▼▼▼

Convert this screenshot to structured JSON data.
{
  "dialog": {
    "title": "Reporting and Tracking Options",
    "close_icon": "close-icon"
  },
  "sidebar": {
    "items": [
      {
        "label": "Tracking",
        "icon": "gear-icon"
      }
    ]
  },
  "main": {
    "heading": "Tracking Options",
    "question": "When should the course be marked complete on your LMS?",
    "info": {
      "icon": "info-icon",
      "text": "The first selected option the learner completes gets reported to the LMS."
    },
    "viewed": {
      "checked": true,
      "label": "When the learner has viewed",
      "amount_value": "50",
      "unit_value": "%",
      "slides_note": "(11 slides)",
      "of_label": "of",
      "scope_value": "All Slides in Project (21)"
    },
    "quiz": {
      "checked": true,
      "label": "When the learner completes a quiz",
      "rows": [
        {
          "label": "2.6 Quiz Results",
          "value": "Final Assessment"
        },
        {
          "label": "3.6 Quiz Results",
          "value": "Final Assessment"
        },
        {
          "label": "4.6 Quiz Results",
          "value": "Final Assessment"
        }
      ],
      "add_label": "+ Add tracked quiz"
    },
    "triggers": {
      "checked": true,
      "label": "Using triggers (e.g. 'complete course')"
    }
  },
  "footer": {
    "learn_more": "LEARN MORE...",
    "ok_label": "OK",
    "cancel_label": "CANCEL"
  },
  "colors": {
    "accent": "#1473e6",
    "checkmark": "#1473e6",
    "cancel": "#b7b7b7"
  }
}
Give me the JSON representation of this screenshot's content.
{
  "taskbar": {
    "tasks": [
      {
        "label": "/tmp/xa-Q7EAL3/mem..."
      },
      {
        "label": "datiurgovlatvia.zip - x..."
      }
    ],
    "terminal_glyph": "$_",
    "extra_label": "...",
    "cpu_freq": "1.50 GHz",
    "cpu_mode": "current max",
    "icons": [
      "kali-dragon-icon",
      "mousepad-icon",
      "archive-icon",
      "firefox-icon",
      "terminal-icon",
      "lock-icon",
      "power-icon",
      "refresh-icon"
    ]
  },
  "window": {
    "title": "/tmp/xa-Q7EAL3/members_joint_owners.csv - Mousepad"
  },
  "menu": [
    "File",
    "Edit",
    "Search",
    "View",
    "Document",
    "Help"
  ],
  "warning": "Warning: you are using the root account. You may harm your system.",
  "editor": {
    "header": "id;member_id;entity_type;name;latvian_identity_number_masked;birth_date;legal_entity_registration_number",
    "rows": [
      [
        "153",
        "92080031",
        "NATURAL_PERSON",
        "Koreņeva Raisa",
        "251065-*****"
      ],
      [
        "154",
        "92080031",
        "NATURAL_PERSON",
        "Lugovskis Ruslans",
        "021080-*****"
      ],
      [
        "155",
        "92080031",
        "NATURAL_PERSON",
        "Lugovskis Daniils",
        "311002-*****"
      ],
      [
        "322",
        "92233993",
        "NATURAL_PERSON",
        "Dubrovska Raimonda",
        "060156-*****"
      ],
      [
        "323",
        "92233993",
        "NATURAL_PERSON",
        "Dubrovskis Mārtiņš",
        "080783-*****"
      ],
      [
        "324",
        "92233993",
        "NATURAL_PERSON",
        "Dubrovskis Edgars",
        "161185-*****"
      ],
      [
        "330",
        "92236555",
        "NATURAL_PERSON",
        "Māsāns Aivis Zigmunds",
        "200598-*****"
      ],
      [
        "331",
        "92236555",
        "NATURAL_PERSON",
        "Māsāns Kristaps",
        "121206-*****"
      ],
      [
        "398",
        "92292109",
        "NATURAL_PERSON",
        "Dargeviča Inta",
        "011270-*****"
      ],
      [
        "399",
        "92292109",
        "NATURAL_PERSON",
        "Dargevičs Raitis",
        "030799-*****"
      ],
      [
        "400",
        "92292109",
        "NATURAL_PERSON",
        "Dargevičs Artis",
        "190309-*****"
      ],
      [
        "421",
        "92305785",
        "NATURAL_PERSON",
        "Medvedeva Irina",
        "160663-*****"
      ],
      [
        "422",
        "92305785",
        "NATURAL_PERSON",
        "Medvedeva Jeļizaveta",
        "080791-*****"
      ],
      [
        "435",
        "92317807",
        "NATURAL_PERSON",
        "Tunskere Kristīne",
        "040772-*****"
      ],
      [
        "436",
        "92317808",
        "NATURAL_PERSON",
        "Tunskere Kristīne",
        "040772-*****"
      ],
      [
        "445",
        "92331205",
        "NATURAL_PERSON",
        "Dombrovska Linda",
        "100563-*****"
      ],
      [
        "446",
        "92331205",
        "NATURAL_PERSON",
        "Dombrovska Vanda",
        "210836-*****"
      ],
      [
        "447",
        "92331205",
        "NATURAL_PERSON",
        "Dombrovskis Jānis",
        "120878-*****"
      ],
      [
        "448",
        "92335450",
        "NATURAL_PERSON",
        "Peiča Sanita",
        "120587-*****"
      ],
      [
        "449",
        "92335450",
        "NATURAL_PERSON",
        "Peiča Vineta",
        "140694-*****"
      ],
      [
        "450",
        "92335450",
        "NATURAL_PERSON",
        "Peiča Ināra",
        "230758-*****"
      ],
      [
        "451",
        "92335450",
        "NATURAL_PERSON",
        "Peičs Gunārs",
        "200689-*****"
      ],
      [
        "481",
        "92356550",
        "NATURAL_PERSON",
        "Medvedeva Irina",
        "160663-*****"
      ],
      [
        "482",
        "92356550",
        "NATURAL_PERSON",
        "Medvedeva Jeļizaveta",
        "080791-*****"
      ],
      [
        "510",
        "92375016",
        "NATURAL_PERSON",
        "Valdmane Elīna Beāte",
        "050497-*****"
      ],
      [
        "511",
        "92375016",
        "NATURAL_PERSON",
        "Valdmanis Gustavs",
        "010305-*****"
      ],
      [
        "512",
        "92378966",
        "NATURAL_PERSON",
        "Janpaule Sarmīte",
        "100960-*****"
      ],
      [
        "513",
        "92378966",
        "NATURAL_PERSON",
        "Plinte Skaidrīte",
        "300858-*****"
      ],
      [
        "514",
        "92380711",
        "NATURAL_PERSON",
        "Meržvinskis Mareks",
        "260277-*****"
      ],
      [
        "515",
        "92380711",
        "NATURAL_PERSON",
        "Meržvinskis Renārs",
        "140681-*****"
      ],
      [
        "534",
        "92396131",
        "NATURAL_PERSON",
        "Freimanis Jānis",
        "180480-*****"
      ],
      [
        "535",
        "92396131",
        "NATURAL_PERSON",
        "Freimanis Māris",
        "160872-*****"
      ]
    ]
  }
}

▲▲▲

# What the task asks
Go through the records above and copy every line with the word "Peiča".

# Reply to the exercise
        "Peiča Sanita",
        "Peiča Vineta",
        "Peiča Ināra",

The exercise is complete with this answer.